#### Your instructions
Without skipping anything, write out each record below exactly.

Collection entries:
** BEGIN **

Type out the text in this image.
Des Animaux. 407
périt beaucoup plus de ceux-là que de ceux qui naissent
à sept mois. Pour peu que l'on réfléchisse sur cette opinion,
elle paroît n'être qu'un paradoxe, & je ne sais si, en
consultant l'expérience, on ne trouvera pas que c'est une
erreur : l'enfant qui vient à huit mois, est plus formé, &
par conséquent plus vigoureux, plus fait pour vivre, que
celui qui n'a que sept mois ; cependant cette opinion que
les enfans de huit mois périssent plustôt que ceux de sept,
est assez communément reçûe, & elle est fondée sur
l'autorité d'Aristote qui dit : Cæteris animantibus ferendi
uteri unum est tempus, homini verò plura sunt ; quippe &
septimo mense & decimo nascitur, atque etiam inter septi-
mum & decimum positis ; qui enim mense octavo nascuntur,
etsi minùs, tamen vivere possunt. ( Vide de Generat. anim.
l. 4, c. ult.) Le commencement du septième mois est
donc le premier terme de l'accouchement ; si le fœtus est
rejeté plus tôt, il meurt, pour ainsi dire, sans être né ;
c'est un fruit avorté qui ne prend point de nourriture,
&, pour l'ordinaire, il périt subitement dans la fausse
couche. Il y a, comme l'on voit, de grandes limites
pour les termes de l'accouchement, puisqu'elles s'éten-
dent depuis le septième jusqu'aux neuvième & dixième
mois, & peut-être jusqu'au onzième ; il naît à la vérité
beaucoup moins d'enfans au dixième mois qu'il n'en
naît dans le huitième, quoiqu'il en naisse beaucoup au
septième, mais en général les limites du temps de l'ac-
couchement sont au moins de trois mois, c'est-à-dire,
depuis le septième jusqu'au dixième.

** END **

#### Answer for this exercise
Type out the text in this image.
Des Animaux. 407
périt beaucoup plus de ceux-là que de ceux qui naissent
à sept mois. Pour peu que l'on réfléchisse sur cette opinion,
elle paroît n'être qu'un paradoxe, & je ne sais si, en
consultant l'expérience, on ne trouvera pas que c'est une
erreur : l'enfant qui vient à huit mois, est plus formé, &
par conséquent plus vigoureux, plus fait pour vivre, que
celui qui n'a que sept mois ; cependant cette opinion que
les enfans de huit mois périssent plustôt que ceux de sept,
est assez communément reçûe, & elle est fondée sur
l'autorité d'Aristote qui dit : Cæteris animantibus ferendi
uteri unum est tempus, homini verò plura sunt ; quippe &
septimo mense & decimo nascitur, atque etiam inter septi-
mum & decimum positis ; qui enim mense octavo nascuntur,
etsi minùs, tamen vivere possunt. ( Vide de Generat. anim.
l. 4, c. ult.) Le commencement du septième mois est
donc le premier terme de l'accouchement ; si le fœtus est
rejeté plus tôt, il meurt, pour ainsi dire, sans être né ;
c'est un fruit avorté qui ne prend point de nourriture,
&, pour l'ordinaire, il périt subitement dans la fausse
couche. Il y a, comme l'on voit, de grandes limites
pour les termes de l'accouchement, puisqu'elles s'éten-
dent depuis le septième jusqu'aux neuvième & dixième
mois, & peut-être jusqu'au onzième ; il naît à la vérité
beaucoup moins d'enfans au dixième mois qu'il n'en
naît dans le huitième, quoiqu'il en naisse beaucoup au
septième, mais en général les limites du temps de l'ac-
couchement sont au moins de trois mois, c'est-à-dire,
depuis le septième jusqu'au dixième.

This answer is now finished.